** begin **

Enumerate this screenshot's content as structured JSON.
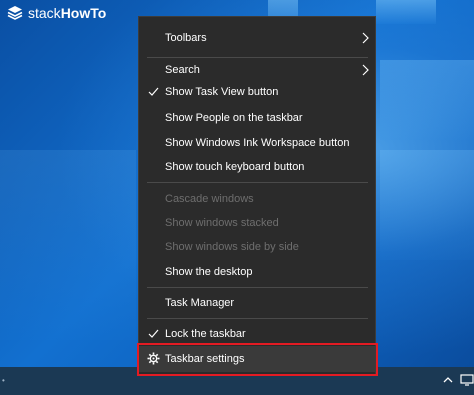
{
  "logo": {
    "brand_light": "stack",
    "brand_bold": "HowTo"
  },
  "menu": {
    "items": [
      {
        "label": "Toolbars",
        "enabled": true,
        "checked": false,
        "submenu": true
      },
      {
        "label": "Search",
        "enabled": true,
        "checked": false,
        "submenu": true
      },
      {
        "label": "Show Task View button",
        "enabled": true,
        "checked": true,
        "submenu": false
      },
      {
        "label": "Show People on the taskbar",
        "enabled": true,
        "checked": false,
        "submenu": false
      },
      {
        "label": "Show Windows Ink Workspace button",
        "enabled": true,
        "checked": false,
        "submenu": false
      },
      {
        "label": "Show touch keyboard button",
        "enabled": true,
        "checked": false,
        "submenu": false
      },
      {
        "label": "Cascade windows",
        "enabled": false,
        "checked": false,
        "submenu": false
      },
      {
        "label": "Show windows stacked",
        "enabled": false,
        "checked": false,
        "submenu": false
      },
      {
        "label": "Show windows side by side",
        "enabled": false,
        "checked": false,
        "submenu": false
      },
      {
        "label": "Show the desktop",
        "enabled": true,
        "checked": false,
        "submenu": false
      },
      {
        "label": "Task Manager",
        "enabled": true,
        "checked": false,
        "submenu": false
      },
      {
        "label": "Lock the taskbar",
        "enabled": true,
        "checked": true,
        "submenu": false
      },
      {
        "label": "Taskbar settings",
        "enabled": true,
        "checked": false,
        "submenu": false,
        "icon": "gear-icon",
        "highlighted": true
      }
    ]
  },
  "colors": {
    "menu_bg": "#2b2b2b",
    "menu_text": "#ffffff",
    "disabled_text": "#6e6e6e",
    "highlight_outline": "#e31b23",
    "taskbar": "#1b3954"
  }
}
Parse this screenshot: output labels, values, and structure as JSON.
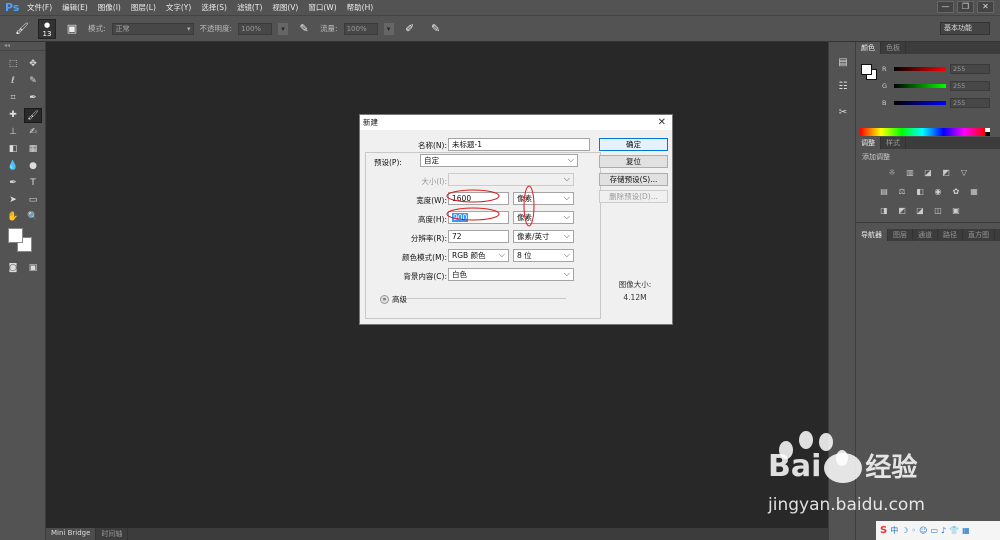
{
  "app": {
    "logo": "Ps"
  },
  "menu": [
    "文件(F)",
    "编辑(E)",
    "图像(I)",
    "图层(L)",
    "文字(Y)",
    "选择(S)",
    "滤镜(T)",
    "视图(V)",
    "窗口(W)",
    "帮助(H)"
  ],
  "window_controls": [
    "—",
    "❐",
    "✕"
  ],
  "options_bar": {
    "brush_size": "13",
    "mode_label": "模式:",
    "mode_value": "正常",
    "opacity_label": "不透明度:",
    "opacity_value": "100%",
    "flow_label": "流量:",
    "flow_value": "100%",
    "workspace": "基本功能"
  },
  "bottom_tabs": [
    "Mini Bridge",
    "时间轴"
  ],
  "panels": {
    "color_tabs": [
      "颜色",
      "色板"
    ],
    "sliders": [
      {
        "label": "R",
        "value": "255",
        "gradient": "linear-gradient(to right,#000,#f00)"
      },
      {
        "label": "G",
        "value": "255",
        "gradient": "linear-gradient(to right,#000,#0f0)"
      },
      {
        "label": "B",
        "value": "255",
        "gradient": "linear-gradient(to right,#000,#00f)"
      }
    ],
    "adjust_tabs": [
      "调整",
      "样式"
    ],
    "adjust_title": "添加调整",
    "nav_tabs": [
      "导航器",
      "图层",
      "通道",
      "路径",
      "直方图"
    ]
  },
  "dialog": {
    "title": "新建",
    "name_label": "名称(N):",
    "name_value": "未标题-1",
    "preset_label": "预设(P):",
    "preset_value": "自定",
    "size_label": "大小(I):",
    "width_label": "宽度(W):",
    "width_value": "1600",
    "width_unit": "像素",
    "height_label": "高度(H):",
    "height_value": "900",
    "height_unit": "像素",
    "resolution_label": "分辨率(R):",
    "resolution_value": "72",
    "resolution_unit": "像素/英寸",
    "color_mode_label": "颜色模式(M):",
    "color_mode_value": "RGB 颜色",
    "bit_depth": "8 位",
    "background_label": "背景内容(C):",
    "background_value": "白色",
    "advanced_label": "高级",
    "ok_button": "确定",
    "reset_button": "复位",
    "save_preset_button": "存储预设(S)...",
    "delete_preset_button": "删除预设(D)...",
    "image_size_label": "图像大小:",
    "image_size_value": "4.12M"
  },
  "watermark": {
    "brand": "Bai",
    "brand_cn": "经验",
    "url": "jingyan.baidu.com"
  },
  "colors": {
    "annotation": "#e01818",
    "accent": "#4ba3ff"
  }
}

** end **

Exercise brief | Retype the listing exactly. Pictures do not belong in the copy.

Task solution |
Enumerate this screenshot's content as structured JSON.
{
  "logo": {
    "brand_light": "stack",
    "brand_bold": "HowTo"
  },
  "menu": {
    "items": [
      {
        "label": "Toolbars",
        "enabled": true,
        "checked": false,
        "submenu": true
      },
      {
        "label": "Search",
        "enabled": true,
        "checked": false,
        "submenu": true
      },
      {
        "label": "Show Task View button",
        "enabled": true,
        "checked": true,
        "submenu": false
      },
      {
        "label": "Show People on the taskbar",
        "enabled": true,
        "checked": false,
        "submenu": false
      },
      {
        "label": "Show Windows Ink Workspace button",
        "enabled": true,
        "checked": false,
        "submenu": false
      },
      {
        "label": "Show touch keyboard button",
        "enabled": true,
        "checked": false,
        "submenu": false
      },
      {
        "label": "Cascade windows",
        "enabled": false,
        "checked": false,
        "submenu": false
      },
      {
        "label": "Show windows stacked",
        "enabled": false,
        "checked": false,
        "submenu": false
      },
      {
        "label": "Show windows side by side",
        "enabled": false,
        "checked": false,
        "submenu": false
      },
      {
        "label": "Show the desktop",
        "enabled": true,
        "checked": false,
        "submenu": false
      },
      {
        "label": "Task Manager",
        "enabled": true,
        "checked": false,
        "submenu": false
      },
      {
        "label": "Lock the taskbar",
        "enabled": true,
        "checked": true,
        "submenu": false
      },
      {
        "label": "Taskbar settings",
        "enabled": true,
        "checked": false,
        "submenu": false,
        "icon": "gear-icon",
        "highlighted": true
      }
    ]
  },
  "colors": {
    "menu_bg": "#2b2b2b",
    "menu_text": "#ffffff",
    "disabled_text": "#6e6e6e",
    "highlight_outline": "#e31b23",
    "taskbar": "#1b3954"
  }
}
Parse this screenshot: output labels, values, and structure as JSON.
{
  "app": {
    "logo": "Ps"
  },
  "menu": [
    "文件(F)",
    "编辑(E)",
    "图像(I)",
    "图层(L)",
    "文字(Y)",
    "选择(S)",
    "滤镜(T)",
    "视图(V)",
    "窗口(W)",
    "帮助(H)"
  ],
  "window_controls": [
    "—",
    "❐",
    "✕"
  ],
  "options_bar": {
    "brush_size": "13",
    "mode_label": "模式:",
    "mode_value": "正常",
    "opacity_label": "不透明度:",
    "opacity_value": "100%",
    "flow_label": "流量:",
    "flow_value": "100%",
    "workspace": "基本功能"
  },
  "bottom_tabs": [
    "Mini Bridge",
    "时间轴"
  ],
  "panels": {
    "color_tabs": [
      "颜色",
      "色板"
    ],
    "sliders": [
      {
        "label": "R",
        "value": "255",
        "gradient": "linear-gradient(to right,#000,#f00)"
      },
      {
        "label": "G",
        "value": "255",
        "gradient": "linear-gradient(to right,#000,#0f0)"
      },
      {
        "label": "B",
        "value": "255",
        "gradient": "linear-gradient(to right,#000,#00f)"
      }
    ],
    "adjust_tabs": [
      "调整",
      "样式"
    ],
    "adjust_title": "添加调整",
    "nav_tabs": [
      "导航器",
      "图层",
      "通道",
      "路径",
      "直方图"
    ]
  },
  "dialog": {
    "title": "新建",
    "name_label": "名称(N):",
    "name_value": "未标题-1",
    "preset_label": "预设(P):",
    "preset_value": "自定",
    "size_label": "大小(I):",
    "width_label": "宽度(W):",
    "width_value": "1600",
    "width_unit": "像素",
    "height_label": "高度(H):",
    "height_value": "900",
    "height_unit": "像素",
    "resolution_label": "分辨率(R):",
    "resolution_value": "72",
    "resolution_unit": "像素/英寸",
    "color_mode_label": "颜色模式(M):",
    "color_mode_value": "RGB 颜色",
    "bit_depth": "8 位",
    "background_label": "背景内容(C):",
    "background_value": "白色",
    "advanced_label": "高级",
    "ok_button": "确定",
    "reset_button": "复位",
    "save_preset_button": "存储预设(S)...",
    "delete_preset_button": "删除预设(D)...",
    "image_size_label": "图像大小:",
    "image_size_value": "4.12M"
  },
  "watermark": {
    "brand": "Bai",
    "brand_cn": "经验",
    "url": "jingyan.baidu.com"
  },
  "colors": {
    "annotation": "#e01818",
    "accent": "#4ba3ff"
  }
}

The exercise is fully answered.